Written instruction: Repeat the whole listing exactly as written.

Records for this task:
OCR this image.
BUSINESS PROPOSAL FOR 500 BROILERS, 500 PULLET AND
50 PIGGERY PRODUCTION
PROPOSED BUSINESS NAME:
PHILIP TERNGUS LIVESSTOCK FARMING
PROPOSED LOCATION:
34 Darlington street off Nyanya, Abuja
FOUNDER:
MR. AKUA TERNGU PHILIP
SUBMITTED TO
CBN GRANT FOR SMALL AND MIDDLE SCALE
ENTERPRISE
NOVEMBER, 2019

Solved problem:
OCR this image.
BUSINESS PROPOSAL FOR 500 BROILERS, 500 PULLET AND
50 PIGGERY PRODUCTION
PROPOSED BUSINESS NAME:
PHILIP TERNGUS LIVESSTOCK FARMING
PROPOSED LOCATION:
34 Darlington street off Nyanya, Abuja
FOUNDER:
MR. AKUA TERNGU PHILIP
SUBMITTED TO
CBN GRANT FOR SMALL AND MIDDLE SCALE
ENTERPRISE
NOVEMBER, 2019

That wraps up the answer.